The request: Find and copy every line in the records that includes the string "Niederschlag".

Records supplied:
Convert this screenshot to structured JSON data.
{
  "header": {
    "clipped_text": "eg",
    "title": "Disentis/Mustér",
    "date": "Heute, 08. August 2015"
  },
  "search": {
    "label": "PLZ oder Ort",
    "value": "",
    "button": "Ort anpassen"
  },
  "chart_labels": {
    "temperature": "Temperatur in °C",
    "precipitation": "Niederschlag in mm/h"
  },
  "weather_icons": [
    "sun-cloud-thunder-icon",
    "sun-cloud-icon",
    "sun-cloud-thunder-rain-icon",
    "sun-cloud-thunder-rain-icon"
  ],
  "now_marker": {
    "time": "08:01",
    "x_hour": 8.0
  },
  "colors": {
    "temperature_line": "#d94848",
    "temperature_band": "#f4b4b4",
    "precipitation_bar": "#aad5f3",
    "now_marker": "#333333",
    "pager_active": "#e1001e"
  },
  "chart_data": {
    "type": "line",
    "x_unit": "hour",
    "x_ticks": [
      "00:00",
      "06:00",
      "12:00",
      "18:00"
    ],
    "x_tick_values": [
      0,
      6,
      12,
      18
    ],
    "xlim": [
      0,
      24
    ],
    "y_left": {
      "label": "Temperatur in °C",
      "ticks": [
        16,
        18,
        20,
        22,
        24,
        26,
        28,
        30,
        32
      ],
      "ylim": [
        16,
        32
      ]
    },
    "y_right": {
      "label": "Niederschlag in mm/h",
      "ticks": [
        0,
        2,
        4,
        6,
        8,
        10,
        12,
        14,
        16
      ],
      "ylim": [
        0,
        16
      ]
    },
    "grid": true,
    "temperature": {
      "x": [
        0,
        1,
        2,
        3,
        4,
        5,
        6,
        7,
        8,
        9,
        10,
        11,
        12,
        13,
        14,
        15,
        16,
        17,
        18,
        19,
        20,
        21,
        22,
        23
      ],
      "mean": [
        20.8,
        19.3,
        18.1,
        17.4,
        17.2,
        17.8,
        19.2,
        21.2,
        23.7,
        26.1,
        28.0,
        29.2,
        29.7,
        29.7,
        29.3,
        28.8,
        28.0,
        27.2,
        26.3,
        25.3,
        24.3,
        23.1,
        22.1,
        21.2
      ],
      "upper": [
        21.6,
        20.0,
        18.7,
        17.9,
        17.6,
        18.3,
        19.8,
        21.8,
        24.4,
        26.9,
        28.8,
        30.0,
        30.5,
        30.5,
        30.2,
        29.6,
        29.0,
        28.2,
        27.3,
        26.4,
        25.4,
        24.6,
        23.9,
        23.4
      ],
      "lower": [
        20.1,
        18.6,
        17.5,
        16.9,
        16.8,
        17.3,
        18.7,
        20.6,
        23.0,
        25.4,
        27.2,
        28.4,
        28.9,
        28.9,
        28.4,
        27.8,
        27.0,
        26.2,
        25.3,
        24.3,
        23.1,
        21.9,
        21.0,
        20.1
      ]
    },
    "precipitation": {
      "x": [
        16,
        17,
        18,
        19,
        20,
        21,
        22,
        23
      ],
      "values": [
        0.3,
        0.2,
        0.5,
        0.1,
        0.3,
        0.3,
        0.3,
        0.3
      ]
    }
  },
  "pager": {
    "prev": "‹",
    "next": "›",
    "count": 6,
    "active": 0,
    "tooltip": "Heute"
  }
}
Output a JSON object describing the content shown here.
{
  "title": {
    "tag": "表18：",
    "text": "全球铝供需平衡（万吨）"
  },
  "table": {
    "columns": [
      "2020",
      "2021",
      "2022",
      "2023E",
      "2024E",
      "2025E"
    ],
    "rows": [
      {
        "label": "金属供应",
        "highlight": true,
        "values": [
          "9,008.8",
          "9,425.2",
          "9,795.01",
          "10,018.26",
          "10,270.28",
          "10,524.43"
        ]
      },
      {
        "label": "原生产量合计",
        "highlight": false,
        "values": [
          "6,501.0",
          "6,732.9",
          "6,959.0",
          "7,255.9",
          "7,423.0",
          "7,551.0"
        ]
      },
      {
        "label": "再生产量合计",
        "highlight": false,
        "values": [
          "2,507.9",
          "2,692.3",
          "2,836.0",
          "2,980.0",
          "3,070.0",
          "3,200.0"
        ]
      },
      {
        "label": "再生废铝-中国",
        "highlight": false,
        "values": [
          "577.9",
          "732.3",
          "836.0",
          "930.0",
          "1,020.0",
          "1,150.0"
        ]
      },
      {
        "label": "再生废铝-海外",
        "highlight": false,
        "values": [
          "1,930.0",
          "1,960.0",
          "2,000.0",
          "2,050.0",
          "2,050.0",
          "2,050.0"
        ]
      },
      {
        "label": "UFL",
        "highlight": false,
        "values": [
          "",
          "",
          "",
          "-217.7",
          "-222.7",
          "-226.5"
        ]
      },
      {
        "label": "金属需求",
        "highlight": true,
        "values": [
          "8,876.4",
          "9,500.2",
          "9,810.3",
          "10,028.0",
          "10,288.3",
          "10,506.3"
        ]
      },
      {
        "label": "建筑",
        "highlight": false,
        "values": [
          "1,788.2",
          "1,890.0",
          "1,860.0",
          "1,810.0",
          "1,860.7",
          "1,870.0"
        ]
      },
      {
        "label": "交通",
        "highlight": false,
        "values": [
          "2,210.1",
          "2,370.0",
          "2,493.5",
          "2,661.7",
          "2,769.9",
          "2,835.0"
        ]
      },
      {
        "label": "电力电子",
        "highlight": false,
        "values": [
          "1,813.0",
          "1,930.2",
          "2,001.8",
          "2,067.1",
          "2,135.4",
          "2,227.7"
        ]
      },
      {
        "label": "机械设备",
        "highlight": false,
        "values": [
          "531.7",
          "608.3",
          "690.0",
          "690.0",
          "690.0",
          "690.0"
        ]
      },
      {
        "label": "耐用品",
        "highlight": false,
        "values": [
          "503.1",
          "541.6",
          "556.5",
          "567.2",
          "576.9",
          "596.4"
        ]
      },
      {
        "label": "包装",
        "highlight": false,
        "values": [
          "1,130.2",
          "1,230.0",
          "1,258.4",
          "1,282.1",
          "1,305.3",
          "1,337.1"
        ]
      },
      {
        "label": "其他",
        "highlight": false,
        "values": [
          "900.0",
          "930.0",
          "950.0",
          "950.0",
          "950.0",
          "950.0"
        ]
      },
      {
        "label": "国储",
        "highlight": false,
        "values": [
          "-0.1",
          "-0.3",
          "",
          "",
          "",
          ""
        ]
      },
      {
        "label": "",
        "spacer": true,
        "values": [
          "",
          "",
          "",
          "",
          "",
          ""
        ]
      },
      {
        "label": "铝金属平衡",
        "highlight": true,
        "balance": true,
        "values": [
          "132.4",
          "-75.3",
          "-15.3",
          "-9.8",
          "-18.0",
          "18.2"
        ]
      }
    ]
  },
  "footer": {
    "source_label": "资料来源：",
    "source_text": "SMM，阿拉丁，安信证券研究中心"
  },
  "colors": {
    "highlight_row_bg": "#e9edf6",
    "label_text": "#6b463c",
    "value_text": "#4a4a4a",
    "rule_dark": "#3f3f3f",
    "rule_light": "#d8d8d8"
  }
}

Output for this task:
    "precipitation": "Niederschlag in mm/h"
      "label": "Niederschlag in mm/h",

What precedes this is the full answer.